EXERCISE TASK ▸
Every entry that follows should be reproduced exactly.

SUPPLIED INFORMATION ▸
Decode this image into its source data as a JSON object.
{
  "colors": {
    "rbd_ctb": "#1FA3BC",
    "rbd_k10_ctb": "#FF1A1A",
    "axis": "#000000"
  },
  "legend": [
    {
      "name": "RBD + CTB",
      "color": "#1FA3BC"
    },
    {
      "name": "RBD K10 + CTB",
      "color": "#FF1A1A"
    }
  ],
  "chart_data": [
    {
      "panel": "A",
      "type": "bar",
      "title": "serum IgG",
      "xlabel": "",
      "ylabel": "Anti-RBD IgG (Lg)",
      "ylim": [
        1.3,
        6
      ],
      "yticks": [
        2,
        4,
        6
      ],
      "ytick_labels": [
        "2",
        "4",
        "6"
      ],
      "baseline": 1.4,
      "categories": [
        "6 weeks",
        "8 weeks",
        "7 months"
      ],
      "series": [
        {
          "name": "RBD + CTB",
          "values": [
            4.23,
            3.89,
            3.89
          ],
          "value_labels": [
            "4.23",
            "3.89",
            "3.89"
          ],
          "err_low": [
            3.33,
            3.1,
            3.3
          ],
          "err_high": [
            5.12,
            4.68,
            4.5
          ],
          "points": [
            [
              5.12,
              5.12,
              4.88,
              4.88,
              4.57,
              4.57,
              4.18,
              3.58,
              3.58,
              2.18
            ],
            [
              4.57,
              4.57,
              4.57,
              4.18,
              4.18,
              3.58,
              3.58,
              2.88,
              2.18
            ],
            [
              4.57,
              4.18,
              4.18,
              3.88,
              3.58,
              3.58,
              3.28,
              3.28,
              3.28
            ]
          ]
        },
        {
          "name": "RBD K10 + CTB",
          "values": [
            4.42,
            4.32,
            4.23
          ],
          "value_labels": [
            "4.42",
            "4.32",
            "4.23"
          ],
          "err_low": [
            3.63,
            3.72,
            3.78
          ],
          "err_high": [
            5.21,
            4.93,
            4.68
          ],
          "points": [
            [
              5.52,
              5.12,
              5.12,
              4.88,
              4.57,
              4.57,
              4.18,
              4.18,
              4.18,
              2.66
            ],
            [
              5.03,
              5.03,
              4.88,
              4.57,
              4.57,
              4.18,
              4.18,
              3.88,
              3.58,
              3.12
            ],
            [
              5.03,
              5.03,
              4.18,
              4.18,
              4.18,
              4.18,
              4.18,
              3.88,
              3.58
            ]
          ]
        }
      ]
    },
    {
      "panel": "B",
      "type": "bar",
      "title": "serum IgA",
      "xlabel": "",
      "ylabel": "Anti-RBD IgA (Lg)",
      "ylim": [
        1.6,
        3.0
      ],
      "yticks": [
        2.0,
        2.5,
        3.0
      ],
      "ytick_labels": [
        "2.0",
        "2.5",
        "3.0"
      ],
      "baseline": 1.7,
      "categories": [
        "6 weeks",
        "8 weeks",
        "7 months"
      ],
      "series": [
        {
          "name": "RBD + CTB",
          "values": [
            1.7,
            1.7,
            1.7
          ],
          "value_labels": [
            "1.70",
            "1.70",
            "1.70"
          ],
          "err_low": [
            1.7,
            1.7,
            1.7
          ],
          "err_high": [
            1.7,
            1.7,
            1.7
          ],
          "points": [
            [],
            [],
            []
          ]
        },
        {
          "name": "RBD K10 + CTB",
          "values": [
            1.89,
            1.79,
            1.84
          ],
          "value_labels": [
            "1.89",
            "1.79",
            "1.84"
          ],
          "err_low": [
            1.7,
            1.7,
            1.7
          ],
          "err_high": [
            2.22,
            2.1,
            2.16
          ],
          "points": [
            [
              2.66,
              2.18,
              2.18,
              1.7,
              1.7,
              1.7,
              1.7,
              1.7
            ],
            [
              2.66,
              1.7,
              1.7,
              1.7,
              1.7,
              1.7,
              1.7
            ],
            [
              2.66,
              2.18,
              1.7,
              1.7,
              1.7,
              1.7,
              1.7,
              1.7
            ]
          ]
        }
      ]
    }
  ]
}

ANSWER TO THE PROBLEM ▸
Decode this image into its source data as a JSON object.
{
  "colors": {
    "rbd_ctb": "#1FA3BC",
    "rbd_k10_ctb": "#FF1A1A",
    "axis": "#000000"
  },
  "legend": [
    {
      "name": "RBD + CTB",
      "color": "#1FA3BC"
    },
    {
      "name": "RBD K10 + CTB",
      "color": "#FF1A1A"
    }
  ],
  "chart_data": [
    {
      "panel": "A",
      "type": "bar",
      "title": "serum IgG",
      "xlabel": "",
      "ylabel": "Anti-RBD IgG (Lg)",
      "ylim": [
        1.3,
        6
      ],
      "yticks": [
        2,
        4,
        6
      ],
      "ytick_labels": [
        "2",
        "4",
        "6"
      ],
      "baseline": 1.4,
      "categories": [
        "6 weeks",
        "8 weeks",
        "7 months"
      ],
      "series": [
        {
          "name": "RBD + CTB",
          "values": [
            4.23,
            3.89,
            3.89
          ],
          "value_labels": [
            "4.23",
            "3.89",
            "3.89"
          ],
          "err_low": [
            3.33,
            3.1,
            3.3
          ],
          "err_high": [
            5.12,
            4.68,
            4.5
          ],
          "points": [
            [
              5.12,
              5.12,
              4.88,
              4.88,
              4.57,
              4.57,
              4.18,
              3.58,
              3.58,
              2.18
            ],
            [
              4.57,
              4.57,
              4.57,
              4.18,
              4.18,
              3.58,
              3.58,
              2.88,
              2.18
            ],
            [
              4.57,
              4.18,
              4.18,
              3.88,
              3.58,
              3.58,
              3.28,
              3.28,
              3.28
            ]
          ]
        },
        {
          "name": "RBD K10 + CTB",
          "values": [
            4.42,
            4.32,
            4.23
          ],
          "value_labels": [
            "4.42",
            "4.32",
            "4.23"
          ],
          "err_low": [
            3.63,
            3.72,
            3.78
          ],
          "err_high": [
            5.21,
            4.93,
            4.68
          ],
          "points": [
            [
              5.52,
              5.12,
              5.12,
              4.88,
              4.57,
              4.57,
              4.18,
              4.18,
              4.18,
              2.66
            ],
            [
              5.03,
              5.03,
              4.88,
              4.57,
              4.57,
              4.18,
              4.18,
              3.88,
              3.58,
              3.12
            ],
            [
              5.03,
              5.03,
              4.18,
              4.18,
              4.18,
              4.18,
              4.18,
              3.88,
              3.58
            ]
          ]
        }
      ]
    },
    {
      "panel": "B",
      "type": "bar",
      "title": "serum IgA",
      "xlabel": "",
      "ylabel": "Anti-RBD IgA (Lg)",
      "ylim": [
        1.6,
        3.0
      ],
      "yticks": [
        2.0,
        2.5,
        3.0
      ],
      "ytick_labels": [
        "2.0",
        "2.5",
        "3.0"
      ],
      "baseline": 1.7,
      "categories": [
        "6 weeks",
        "8 weeks",
        "7 months"
      ],
      "series": [
        {
          "name": "RBD + CTB",
          "values": [
            1.7,
            1.7,
            1.7
          ],
          "value_labels": [
            "1.70",
            "1.70",
            "1.70"
          ],
          "err_low": [
            1.7,
            1.7,
            1.7
          ],
          "err_high": [
            1.7,
            1.7,
            1.7
          ],
          "points": [
            [],
            [],
            []
          ]
        },
        {
          "name": "RBD K10 + CTB",
          "values": [
            1.89,
            1.79,
            1.84
          ],
          "value_labels": [
            "1.89",
            "1.79",
            "1.84"
          ],
          "err_low": [
            1.7,
            1.7,
            1.7
          ],
          "err_high": [
            2.22,
            2.1,
            2.16
          ],
          "points": [
            [
              2.66,
              2.18,
              2.18,
              1.7,
              1.7,
              1.7,
              1.7,
              1.7
            ],
            [
              2.66,
              1.7,
              1.7,
              1.7,
              1.7,
              1.7,
              1.7
            ],
            [
              2.66,
              2.18,
              1.7,
              1.7,
              1.7,
              1.7,
              1.7,
              1.7
            ]
          ]
        }
      ]
    }
  ]
}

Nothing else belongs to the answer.